- INPUT DATA -
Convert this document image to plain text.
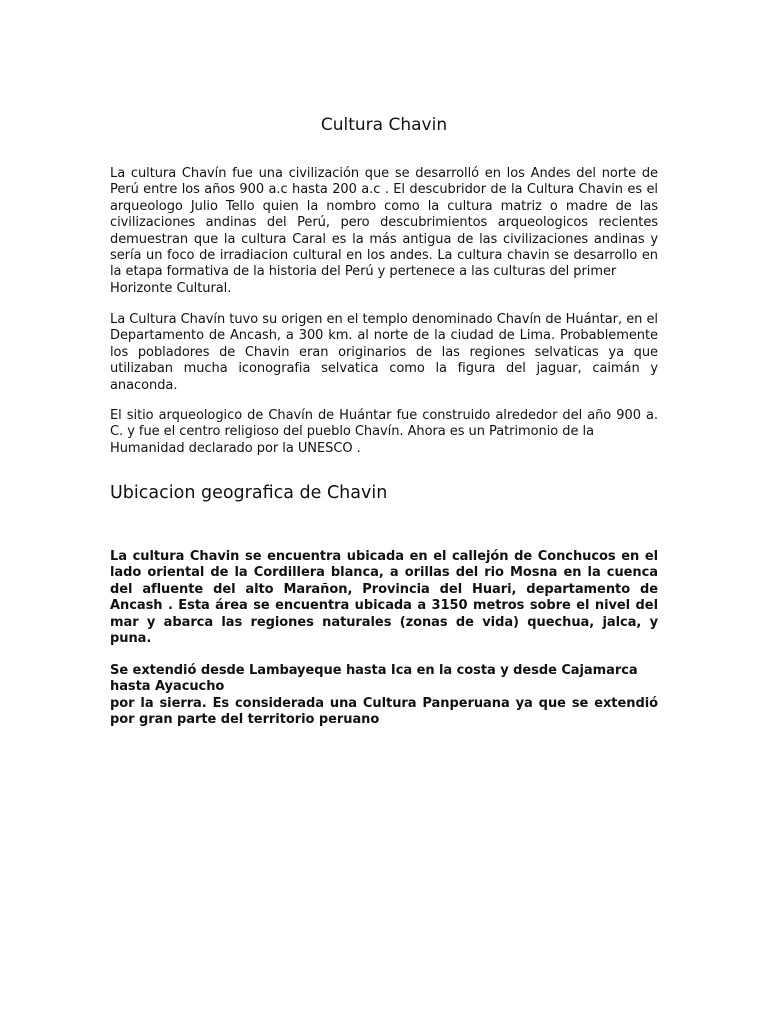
Cultura Chavin
La cultura Chavín fue una civilización que se desarrolló en los Andes del norte de Perú entre los años 900 a.c hasta 200 a.c . El descubridor de la Cultura Chavin es el arqueologo Julio Tello quien la nombro como la cultura matriz o madre de las civilizaciones andinas del Perú, pero descubrimientos arqueologicos recientes demuestran que la cultura Caral es la más antigua de las civilizaciones andinas y sería un foco de irradiacion cultural en los andes. La cultura chavin se desarrollo en la etapa formativa de la historia del Perú y pertenece a las culturas del primer
Horizonte Cultural.

La Cultura Chavín tuvo su origen en el templo denominado Chavín de Huántar, en el Departamento de Ancash, a 300 km. al norte de la ciudad de Lima. Probablemente los pobladores de Chavin eran originarios de las regiones selvaticas ya que utilizaban mucha iconografia selvatica como la figura del jaguar, caimán y anaconda.

El sitio arqueologico de Chavín de Huántar fue construido alrededor del año 900 a. C. y fue el centro religioso del pueblo Chavín. Ahora es un Patrimonio de la
Humanidad declarado por la UNESCO .
Ubicacion geografica de Chavin

La cultura Chavin se encuentra ubicada en el callejón de Conchucos en el lado oriental de la Cordillera blanca, a orillas del rio Mosna en la cuenca del afluente del alto Marañon, Provincia del Huari, departamento de Ancash . Esta área se encuentra ubicada a 3150 metros sobre el nivel del mar y abarca las regiones naturales (zonas de vida) quechua, jalca, y puna.

Se extendió desde Lambayeque hasta Ica en la costa y desde Cajamarca
hasta Ayacucho
por la sierra. Es considerada una Cultura Panperuana ya que se extendió por gran parte del territorio peruano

- PROMPT -
Pull out all lines in the data above that include "Huántar".

- CORRECT RESULT -
La Cultura Chavín tuvo su origen en el templo denominado Chavín de Huántar, en el Departamento de Ancash, a 300 km. al norte de la ciudad de Lima. Probablemente los pobladores de Chavin eran originarios de las regiones selvaticas ya que utilizaban mucha iconografia selvatica como la figura del jaguar, caimán y anaconda.
El sitio arqueologico de Chavín de Huántar fue construido alrededor del año 900 a. C. y fue el centro religioso del pueblo Chavín. Ahora es un Patrimonio de la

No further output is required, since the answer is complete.